(STATED PROBLEM): From the listing below, return each line that includes "的违约金".

[Saved entries]
<<<<

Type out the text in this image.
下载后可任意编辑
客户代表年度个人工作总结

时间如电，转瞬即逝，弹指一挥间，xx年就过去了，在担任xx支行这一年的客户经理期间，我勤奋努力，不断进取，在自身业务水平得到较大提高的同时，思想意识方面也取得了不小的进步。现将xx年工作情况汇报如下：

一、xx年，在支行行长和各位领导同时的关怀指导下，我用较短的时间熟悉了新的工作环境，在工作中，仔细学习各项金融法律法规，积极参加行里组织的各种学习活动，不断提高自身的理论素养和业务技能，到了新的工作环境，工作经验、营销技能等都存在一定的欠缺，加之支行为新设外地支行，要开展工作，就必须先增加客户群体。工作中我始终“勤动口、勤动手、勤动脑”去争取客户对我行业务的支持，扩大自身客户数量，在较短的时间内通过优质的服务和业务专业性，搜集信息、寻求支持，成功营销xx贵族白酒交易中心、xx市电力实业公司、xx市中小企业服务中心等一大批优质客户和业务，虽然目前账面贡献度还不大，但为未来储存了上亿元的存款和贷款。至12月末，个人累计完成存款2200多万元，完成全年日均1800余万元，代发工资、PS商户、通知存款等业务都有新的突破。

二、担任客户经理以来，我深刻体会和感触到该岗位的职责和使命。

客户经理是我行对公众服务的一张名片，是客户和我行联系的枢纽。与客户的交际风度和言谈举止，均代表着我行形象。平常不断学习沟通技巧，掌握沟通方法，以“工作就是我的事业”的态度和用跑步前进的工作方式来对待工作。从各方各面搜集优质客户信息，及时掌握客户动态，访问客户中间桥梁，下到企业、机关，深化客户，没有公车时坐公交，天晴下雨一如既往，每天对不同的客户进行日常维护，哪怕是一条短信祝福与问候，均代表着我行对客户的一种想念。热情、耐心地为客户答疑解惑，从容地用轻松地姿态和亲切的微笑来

>>>>
<<<<

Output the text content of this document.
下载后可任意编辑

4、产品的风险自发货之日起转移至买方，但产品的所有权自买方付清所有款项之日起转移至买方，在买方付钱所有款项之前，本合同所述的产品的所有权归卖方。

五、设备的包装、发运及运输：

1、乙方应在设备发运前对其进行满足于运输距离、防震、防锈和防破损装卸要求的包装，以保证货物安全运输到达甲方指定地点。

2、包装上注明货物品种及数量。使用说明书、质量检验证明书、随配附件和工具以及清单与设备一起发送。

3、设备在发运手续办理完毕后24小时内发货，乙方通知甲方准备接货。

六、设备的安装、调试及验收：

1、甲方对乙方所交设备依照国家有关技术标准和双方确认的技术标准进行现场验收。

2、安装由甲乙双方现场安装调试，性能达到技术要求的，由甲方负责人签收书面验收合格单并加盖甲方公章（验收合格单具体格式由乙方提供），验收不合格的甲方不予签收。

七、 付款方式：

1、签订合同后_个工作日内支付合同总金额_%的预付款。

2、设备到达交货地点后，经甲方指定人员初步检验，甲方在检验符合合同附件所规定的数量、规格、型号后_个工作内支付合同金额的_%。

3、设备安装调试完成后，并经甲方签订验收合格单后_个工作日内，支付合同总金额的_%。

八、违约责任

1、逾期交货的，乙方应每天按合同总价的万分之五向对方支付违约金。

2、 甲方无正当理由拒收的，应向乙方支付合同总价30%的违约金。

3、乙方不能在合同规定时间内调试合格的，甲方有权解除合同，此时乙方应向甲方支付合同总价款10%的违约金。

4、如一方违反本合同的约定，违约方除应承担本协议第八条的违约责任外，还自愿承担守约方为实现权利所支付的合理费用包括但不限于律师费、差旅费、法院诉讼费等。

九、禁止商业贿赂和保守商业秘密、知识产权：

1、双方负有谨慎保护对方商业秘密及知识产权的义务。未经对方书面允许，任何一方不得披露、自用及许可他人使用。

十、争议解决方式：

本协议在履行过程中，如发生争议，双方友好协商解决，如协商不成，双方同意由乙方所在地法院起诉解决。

>>>>
<<<<

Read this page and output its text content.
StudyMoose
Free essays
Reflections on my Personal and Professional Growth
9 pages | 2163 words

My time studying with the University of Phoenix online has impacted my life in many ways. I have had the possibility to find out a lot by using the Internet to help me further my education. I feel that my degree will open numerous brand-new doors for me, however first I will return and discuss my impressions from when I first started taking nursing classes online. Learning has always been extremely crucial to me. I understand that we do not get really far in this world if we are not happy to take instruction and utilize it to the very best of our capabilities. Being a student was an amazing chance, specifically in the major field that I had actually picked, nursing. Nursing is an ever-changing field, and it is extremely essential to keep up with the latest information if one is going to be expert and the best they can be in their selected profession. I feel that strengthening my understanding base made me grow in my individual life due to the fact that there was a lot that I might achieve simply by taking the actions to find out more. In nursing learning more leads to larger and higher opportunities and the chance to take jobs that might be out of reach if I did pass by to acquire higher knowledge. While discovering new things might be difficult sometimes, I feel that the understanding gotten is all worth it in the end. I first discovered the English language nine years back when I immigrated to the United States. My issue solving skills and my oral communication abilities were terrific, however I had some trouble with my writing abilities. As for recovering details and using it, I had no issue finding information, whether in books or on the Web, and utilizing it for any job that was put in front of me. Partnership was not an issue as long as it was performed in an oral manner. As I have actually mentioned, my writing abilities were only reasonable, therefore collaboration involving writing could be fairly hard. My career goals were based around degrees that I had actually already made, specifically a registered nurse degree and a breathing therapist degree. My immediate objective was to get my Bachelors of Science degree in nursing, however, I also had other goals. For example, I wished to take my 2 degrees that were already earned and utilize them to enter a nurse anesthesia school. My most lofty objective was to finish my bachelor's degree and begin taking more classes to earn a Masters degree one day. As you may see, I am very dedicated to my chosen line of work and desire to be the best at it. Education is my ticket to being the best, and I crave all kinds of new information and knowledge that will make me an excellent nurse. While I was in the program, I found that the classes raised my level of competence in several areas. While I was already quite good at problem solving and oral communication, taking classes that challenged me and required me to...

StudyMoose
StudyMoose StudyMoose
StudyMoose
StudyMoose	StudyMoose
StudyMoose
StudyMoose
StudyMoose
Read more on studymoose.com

>>>>

(TASK RESPONSE):
2、 甲方无正当理由拒收的，应向乙方支付合同总价30%的违约金。
3、乙方不能在合同规定时间内调试合格的，甲方有权解除合同，此时乙方应向甲方支付合同总价款10%的违约金。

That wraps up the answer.